*The task*:
Wherever the string "South" appears in a line, extract that line.

*Dataset records*:
[START]
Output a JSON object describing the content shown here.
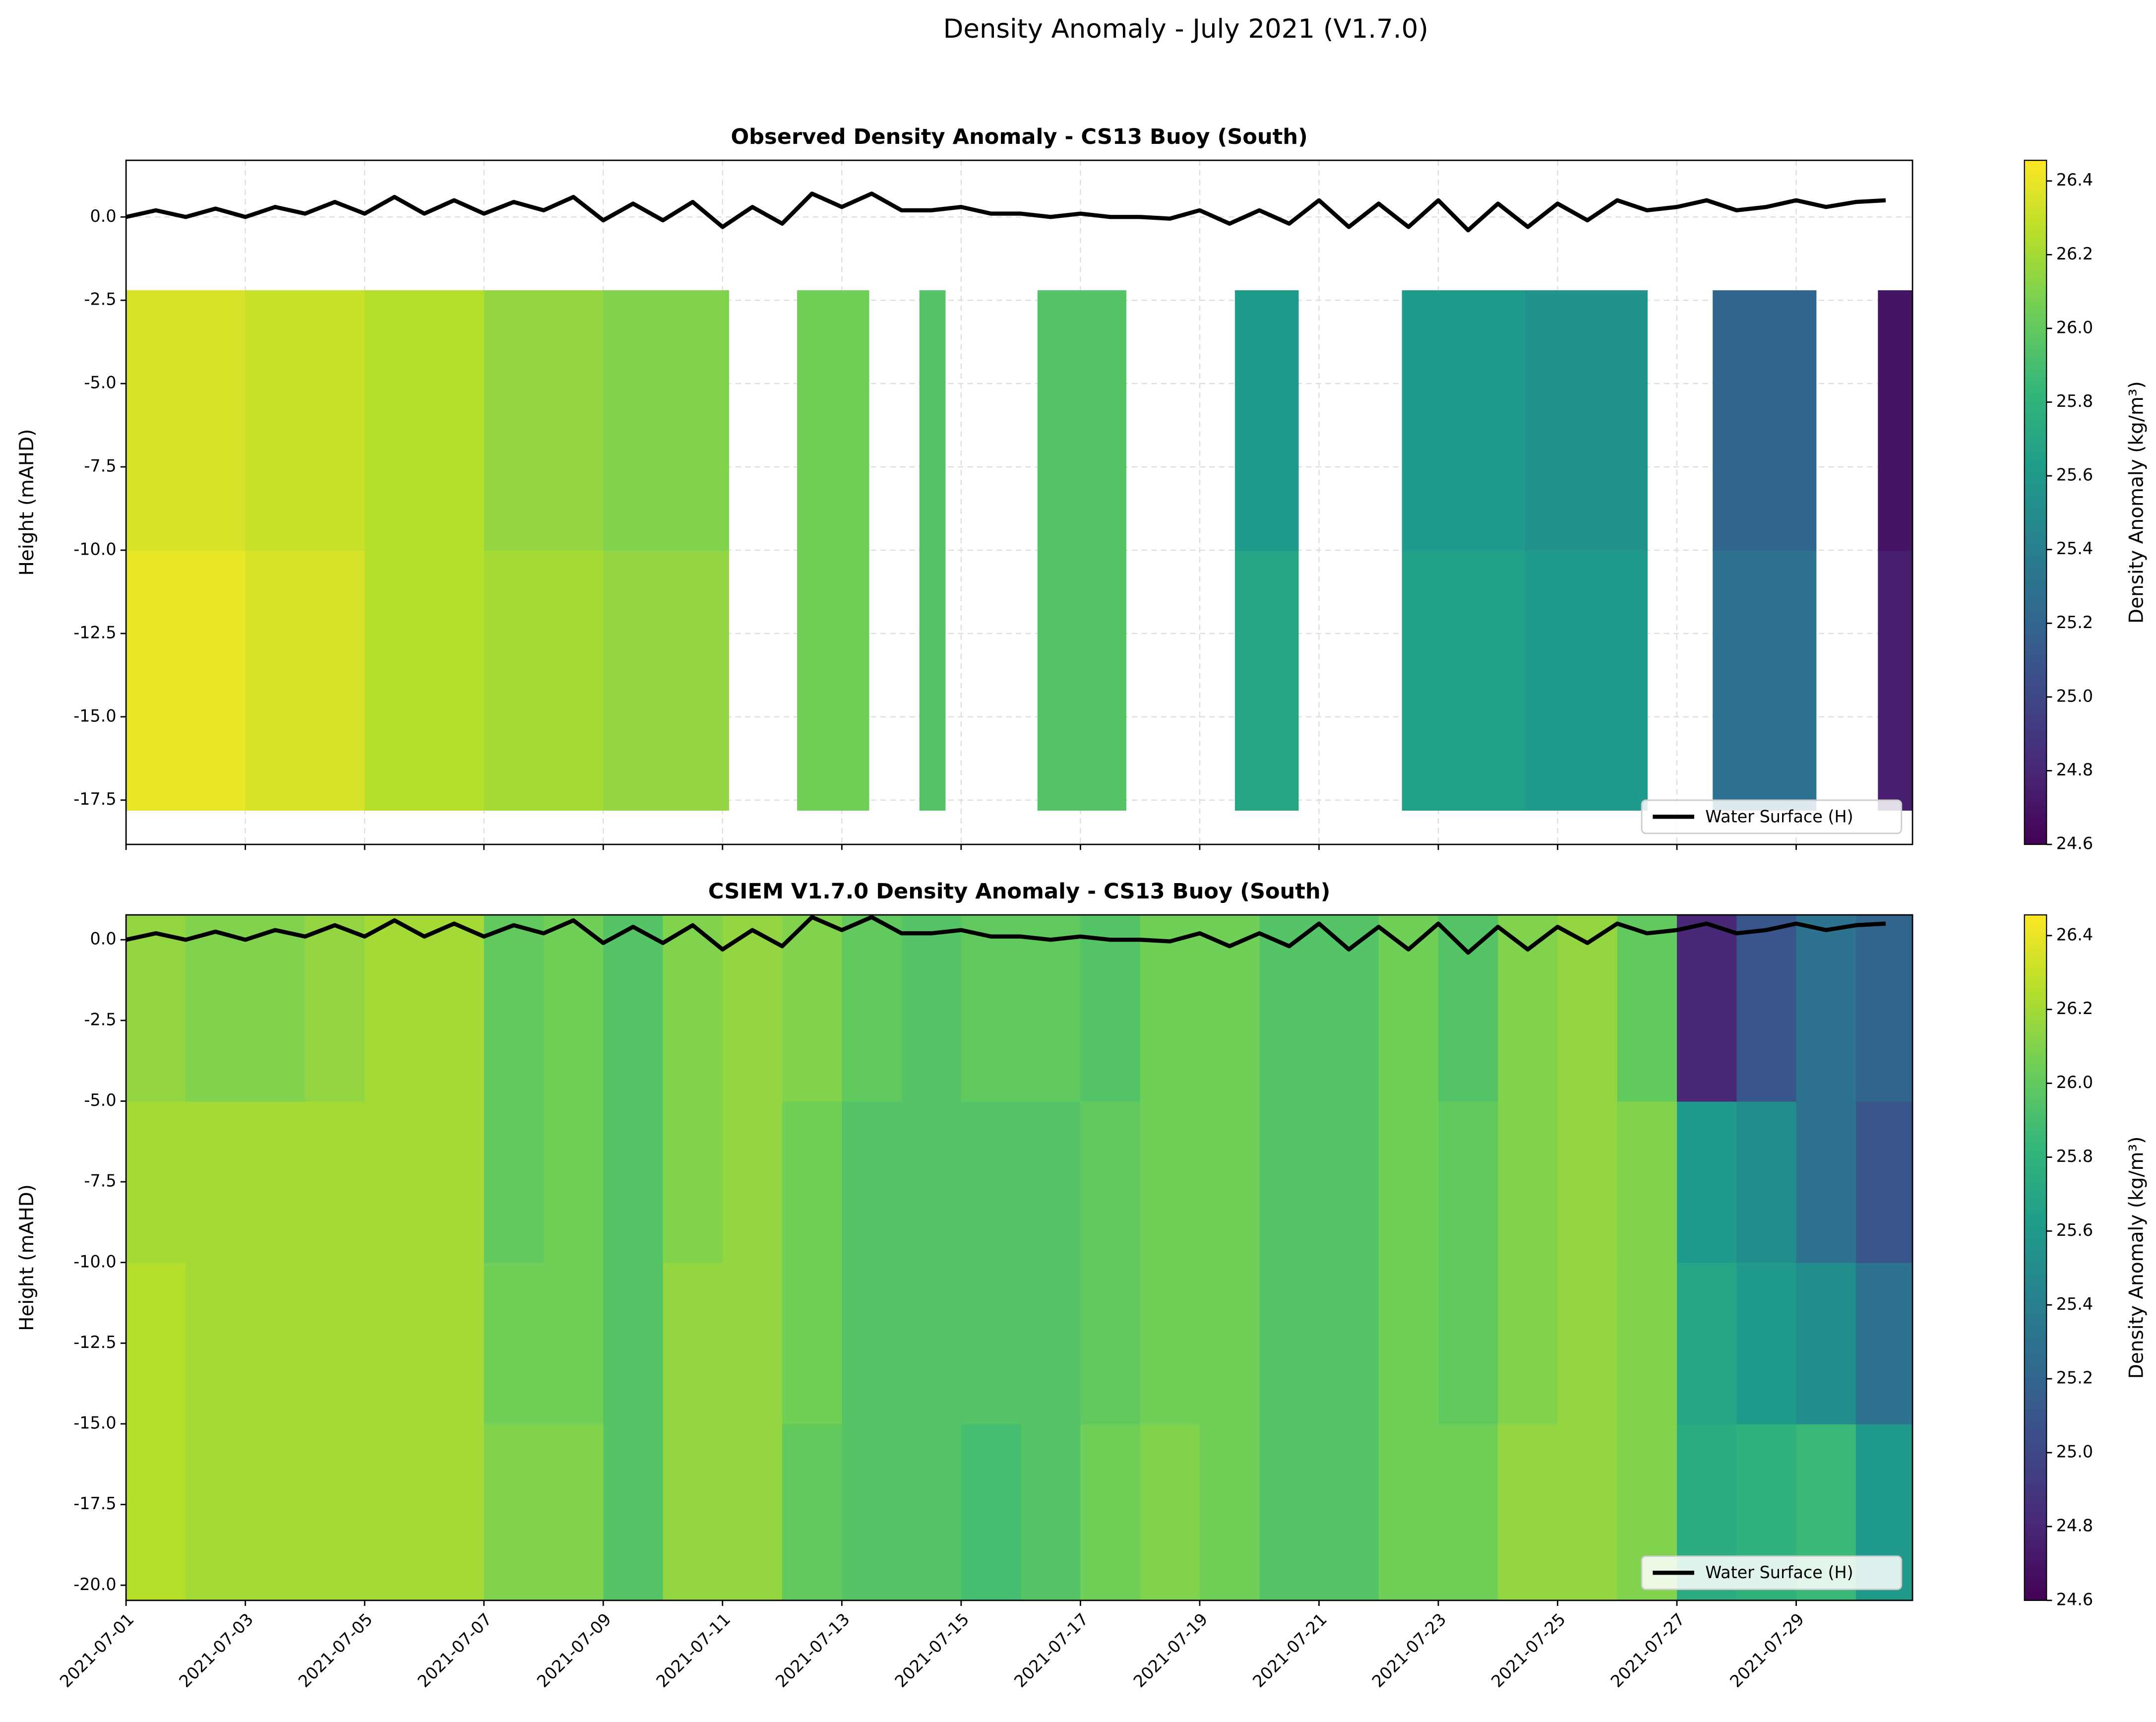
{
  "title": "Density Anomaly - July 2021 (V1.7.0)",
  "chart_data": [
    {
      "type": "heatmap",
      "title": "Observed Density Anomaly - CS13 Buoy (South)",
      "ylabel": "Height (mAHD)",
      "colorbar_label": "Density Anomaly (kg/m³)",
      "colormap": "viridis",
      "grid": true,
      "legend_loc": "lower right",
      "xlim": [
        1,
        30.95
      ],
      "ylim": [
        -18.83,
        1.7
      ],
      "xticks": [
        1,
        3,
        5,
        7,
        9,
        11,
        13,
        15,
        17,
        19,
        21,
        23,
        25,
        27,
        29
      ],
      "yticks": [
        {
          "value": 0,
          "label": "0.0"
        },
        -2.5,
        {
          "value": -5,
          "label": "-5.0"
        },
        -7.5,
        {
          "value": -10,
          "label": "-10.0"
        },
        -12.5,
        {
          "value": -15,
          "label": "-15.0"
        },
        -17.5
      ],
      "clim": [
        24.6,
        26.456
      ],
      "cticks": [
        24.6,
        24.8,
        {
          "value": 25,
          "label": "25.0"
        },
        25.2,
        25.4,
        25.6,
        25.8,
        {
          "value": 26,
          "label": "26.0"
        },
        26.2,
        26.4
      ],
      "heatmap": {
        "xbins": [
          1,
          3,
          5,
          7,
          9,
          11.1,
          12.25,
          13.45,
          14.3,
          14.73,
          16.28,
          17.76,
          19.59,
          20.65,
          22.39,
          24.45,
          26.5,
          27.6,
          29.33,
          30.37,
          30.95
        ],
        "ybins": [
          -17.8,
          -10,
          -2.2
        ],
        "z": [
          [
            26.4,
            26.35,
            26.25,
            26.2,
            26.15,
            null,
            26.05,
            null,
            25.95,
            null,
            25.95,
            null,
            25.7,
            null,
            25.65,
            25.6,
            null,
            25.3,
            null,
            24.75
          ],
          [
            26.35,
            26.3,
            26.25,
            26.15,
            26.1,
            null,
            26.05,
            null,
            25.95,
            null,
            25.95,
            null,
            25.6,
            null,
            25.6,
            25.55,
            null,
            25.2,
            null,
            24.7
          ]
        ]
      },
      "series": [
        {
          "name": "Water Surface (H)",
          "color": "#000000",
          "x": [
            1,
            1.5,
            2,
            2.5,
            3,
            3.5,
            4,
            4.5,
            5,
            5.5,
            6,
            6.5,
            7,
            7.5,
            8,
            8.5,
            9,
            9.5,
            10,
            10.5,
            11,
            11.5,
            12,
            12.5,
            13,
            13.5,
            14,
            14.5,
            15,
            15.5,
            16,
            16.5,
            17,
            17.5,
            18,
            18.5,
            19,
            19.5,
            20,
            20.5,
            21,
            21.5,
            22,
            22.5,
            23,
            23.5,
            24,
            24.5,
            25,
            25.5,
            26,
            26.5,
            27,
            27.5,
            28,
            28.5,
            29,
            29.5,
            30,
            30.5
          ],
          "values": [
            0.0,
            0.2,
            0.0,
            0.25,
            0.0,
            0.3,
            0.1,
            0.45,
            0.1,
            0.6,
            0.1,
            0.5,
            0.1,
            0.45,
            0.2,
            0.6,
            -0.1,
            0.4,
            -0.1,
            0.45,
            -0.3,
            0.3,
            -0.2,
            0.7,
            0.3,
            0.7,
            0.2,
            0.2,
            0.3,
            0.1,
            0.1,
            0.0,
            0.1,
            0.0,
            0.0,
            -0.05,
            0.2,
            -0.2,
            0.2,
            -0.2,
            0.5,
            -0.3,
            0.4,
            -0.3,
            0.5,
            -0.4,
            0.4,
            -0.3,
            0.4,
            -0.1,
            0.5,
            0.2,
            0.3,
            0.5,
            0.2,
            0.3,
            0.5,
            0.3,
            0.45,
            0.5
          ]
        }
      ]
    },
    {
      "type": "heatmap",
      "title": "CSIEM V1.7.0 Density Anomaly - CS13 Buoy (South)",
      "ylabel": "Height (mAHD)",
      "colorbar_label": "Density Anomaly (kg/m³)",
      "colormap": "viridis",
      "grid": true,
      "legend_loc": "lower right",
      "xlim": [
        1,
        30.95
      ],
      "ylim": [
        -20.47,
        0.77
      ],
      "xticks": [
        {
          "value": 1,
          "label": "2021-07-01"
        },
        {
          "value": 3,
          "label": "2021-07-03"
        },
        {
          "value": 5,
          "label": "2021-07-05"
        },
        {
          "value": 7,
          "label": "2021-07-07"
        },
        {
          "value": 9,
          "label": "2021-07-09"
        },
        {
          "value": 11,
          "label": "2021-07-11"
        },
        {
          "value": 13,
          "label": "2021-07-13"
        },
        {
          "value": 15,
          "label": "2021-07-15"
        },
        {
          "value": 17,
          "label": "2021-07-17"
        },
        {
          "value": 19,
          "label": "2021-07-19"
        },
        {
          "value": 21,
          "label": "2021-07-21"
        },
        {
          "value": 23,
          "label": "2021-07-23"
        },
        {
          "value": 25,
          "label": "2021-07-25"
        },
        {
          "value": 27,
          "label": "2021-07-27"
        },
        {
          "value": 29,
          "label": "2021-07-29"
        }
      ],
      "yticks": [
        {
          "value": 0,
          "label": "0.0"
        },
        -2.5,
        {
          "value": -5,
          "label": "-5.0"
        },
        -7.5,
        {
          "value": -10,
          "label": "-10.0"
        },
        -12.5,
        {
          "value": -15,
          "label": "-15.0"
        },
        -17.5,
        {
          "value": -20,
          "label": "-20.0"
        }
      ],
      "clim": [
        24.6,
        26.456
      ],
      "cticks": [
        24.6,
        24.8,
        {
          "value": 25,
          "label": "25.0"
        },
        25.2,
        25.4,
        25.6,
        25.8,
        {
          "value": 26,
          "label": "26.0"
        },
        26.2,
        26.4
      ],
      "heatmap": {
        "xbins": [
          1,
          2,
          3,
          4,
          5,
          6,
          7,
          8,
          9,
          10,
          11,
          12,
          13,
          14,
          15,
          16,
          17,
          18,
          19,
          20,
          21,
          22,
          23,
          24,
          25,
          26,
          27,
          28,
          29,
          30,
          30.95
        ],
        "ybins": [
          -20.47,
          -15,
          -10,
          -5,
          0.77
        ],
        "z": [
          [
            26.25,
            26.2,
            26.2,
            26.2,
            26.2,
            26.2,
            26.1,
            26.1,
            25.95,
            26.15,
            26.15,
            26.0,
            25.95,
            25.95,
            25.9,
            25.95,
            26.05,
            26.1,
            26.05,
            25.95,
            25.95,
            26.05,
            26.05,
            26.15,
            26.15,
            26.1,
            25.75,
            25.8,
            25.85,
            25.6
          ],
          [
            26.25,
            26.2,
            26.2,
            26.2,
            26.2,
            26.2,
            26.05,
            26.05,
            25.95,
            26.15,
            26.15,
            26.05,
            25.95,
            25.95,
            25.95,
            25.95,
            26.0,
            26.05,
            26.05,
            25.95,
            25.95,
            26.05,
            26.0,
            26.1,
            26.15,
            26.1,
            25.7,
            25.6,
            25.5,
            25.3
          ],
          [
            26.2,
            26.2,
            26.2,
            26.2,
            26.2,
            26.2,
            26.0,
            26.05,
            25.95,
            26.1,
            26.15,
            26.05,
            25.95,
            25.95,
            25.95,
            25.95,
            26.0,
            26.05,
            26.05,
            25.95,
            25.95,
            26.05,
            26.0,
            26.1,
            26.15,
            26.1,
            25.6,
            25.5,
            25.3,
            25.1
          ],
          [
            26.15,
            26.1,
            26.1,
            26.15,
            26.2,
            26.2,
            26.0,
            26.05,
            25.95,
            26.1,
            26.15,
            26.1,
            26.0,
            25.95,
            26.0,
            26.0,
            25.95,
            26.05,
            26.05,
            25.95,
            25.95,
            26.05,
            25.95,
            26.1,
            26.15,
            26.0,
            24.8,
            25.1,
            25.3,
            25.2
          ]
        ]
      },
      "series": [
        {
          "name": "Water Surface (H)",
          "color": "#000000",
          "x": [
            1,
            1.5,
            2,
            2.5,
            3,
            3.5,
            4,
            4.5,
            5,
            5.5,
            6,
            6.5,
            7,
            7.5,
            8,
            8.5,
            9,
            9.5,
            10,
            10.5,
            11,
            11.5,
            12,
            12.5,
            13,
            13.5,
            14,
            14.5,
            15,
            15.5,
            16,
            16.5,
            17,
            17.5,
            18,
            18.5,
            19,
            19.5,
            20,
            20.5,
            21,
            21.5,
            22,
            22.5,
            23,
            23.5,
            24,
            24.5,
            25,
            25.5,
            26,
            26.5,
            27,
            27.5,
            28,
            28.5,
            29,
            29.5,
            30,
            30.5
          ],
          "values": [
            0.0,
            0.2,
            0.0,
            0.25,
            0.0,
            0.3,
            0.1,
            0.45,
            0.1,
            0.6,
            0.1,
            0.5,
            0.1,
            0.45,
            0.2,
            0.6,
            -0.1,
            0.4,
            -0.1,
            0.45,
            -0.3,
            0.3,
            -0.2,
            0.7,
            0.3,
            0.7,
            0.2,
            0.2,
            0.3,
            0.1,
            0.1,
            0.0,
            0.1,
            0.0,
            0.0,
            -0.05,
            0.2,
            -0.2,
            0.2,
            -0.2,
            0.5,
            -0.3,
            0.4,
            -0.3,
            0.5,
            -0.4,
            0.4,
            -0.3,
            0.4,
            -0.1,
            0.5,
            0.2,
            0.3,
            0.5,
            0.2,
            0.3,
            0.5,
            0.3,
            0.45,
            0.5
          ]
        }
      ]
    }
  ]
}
[END]
[START]
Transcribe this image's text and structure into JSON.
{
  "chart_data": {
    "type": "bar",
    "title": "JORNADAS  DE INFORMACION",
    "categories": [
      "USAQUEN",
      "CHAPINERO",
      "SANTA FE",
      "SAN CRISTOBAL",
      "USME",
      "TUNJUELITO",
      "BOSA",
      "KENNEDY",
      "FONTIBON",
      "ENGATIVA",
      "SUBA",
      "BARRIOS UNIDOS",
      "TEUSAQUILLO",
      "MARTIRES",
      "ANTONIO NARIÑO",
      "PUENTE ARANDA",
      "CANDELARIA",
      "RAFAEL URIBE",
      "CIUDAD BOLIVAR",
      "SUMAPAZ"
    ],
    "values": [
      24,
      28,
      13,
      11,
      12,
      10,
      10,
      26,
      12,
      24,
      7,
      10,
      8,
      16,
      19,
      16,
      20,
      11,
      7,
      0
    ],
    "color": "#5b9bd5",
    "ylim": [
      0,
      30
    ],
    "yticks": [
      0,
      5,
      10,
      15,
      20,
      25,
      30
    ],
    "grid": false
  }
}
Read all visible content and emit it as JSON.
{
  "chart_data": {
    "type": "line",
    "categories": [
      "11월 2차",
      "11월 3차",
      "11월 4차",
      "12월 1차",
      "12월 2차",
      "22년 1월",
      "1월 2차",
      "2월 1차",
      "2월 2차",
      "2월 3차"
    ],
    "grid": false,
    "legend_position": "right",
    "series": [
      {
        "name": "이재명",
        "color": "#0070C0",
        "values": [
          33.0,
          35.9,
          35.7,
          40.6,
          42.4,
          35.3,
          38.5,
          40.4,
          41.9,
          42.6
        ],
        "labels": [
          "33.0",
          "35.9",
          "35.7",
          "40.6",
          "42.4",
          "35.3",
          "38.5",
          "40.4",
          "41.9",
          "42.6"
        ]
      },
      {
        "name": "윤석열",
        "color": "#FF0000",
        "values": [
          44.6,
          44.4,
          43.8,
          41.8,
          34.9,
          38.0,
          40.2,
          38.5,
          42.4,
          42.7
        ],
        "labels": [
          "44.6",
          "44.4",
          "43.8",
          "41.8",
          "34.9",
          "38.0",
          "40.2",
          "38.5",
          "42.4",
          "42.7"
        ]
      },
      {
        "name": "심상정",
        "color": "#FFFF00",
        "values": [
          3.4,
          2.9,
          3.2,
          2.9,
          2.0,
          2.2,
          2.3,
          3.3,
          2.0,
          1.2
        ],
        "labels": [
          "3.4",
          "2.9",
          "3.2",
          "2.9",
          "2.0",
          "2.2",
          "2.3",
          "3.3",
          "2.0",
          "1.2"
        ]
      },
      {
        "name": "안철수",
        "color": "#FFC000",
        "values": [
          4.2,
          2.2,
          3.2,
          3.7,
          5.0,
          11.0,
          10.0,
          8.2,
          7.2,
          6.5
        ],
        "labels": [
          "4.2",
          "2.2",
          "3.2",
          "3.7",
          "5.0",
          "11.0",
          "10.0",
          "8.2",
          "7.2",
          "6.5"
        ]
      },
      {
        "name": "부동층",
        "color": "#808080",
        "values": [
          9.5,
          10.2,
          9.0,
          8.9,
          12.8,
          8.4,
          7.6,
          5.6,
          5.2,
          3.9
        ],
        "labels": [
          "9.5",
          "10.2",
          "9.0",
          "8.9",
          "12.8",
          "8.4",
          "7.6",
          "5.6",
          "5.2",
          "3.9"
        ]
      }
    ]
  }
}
[END]
[START]
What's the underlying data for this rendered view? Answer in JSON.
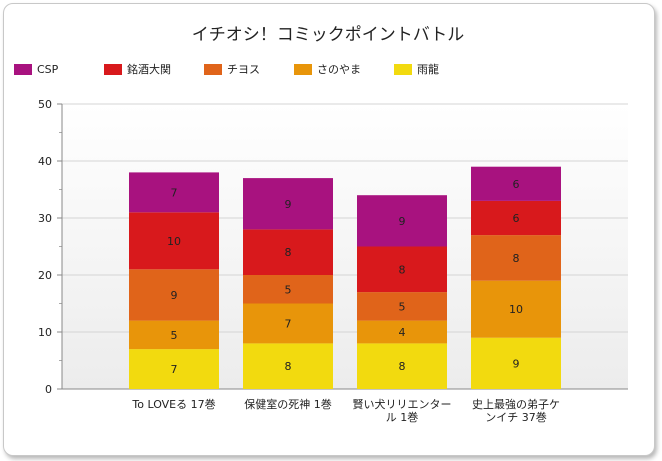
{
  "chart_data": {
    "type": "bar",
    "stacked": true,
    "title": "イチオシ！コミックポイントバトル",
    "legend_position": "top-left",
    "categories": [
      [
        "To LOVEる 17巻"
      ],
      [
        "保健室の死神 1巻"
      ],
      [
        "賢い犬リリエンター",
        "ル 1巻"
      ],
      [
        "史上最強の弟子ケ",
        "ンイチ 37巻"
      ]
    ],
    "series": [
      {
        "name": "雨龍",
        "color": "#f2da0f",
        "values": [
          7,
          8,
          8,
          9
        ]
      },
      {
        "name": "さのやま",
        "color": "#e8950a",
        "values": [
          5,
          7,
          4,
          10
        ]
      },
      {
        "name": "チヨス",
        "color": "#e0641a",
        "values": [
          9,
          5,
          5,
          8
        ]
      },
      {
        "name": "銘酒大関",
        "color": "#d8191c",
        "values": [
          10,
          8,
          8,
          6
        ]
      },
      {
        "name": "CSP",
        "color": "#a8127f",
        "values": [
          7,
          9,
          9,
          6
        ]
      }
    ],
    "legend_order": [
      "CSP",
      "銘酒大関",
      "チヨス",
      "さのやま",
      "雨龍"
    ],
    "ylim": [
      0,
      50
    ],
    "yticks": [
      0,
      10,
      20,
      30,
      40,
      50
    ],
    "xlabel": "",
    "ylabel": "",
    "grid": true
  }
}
[END]
*Output for this exercise*:
      "title": "Observed Density Anomaly - CS13 Buoy (South)",
      "title": "CSIEM V1.7.0 Density Anomaly - CS13 Buoy (South)",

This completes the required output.